PROBLEM DESCRIPTION - Extract each line holding the word "English" from the entries.
— start of EXERCISE DATA —
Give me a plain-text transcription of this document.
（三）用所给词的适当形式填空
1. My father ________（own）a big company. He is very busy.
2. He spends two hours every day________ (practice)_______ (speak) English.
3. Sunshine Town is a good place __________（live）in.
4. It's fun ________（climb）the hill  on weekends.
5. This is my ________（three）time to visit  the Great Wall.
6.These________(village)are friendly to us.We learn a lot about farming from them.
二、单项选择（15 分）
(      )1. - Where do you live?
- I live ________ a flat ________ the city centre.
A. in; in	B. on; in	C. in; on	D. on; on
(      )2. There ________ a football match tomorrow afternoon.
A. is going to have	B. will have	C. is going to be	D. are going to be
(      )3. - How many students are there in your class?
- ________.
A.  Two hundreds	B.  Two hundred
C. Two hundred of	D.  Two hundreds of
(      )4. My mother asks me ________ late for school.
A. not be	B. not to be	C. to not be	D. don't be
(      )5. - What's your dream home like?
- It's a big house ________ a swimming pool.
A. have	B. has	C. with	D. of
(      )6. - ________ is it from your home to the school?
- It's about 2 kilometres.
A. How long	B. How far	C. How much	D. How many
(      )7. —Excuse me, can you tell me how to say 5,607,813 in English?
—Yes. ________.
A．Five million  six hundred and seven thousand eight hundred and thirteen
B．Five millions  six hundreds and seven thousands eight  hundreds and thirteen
— end of EXERCISE DATA —
FINISHED TASK -
2. He spends two hours every day________ (practice)_______ (speak) English.
(      )7. —Excuse me, can you tell me how to say 5,607,813 in English?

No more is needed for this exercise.